• **RECORDED DATA**
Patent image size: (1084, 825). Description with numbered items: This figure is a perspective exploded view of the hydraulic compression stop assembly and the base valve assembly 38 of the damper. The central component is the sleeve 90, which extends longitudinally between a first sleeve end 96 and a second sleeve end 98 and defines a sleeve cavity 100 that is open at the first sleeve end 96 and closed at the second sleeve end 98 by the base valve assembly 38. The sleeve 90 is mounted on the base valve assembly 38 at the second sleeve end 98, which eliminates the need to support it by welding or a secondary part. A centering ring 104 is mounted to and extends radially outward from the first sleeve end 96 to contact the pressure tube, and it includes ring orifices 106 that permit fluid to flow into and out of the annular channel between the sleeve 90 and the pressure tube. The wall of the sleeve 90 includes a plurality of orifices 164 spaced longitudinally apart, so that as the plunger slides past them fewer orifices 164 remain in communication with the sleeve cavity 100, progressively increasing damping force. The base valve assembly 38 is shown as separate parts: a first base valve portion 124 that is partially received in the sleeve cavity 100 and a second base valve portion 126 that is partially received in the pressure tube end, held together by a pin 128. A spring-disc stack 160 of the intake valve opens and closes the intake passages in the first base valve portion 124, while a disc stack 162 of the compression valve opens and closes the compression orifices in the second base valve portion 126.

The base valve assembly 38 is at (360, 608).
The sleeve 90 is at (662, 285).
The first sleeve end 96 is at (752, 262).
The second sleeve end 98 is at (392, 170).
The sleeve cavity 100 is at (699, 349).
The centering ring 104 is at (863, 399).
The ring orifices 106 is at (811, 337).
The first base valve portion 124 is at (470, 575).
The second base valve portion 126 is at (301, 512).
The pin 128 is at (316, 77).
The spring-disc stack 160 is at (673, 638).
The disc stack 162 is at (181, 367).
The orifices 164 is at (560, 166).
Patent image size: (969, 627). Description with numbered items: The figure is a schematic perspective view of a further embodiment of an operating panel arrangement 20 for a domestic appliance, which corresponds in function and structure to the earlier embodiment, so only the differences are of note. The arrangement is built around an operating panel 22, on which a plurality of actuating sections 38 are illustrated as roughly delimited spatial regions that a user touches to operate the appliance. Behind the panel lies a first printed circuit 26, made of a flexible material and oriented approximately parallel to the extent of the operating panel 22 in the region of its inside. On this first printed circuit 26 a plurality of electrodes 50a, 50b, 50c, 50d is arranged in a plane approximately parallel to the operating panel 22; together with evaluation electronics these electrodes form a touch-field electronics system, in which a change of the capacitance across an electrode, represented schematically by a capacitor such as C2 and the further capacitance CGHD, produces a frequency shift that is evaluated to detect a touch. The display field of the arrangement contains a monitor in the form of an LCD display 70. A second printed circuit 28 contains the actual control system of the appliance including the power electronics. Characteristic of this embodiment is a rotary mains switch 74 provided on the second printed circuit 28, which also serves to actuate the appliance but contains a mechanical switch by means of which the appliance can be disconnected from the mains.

• **YOUR INSTRUCTIONS**
Print every line from the start of the rows through the line containing "The orifices 164 is at (560, 166).", inclusive, without changing anything.

• **SOLUTION TO THE EXERCISE**
Patent image size: (1084, 825). Description with numbered items: This figure is a perspective exploded view of the hydraulic compression stop assembly and the base valve assembly 38 of the damper. The central component is the sleeve 90, which extends longitudinally between a first sleeve end 96 and a second sleeve end 98 and defines a sleeve cavity 100 that is open at the first sleeve end 96 and closed at the second sleeve end 98 by the base valve assembly 38. The sleeve 90 is mounted on the base valve assembly 38 at the second sleeve end 98, which eliminates the need to support it by welding or a secondary part. A centering ring 104 is mounted to and extends radially outward from the first sleeve end 96 to contact the pressure tube, and it includes ring orifices 106 that permit fluid to flow into and out of the annular channel between the sleeve 90 and the pressure tube. The wall of the sleeve 90 includes a plurality of orifices 164 spaced longitudinally apart, so that as the plunger slides past them fewer orifices 164 remain in communication with the sleeve cavity 100, progressively increasing damping force. The base valve assembly 38 is shown as separate parts: a first base valve portion 124 that is partially received in the sleeve cavity 100 and a second base valve portion 126 that is partially received in the pressure tube end, held together by a pin 128. A spring-disc stack 160 of the intake valve opens and closes the intake passages in the first base valve portion 124, while a disc stack 162 of the compression valve opens and closes the compression orifices in the second base valve portion 126.

The base valve assembly 38 is at (360, 608).
The sleeve 90 is at (662, 285).
The first sleeve end 96 is at (752, 262).
The second sleeve end 98 is at (392, 170).
The sleeve cavity 100 is at (699, 349).
The centering ring 104 is at (863, 399).
The ring orifices 106 is at (811, 337).
The first base valve portion 124 is at (470, 575).
The second base valve portion 126 is at (301, 512).
The pin 128 is at (316, 77).
The spring-disc stack 160 is at (673, 638).
The disc stack 162 is at (181, 367).
The orifices 164 is at (560, 166).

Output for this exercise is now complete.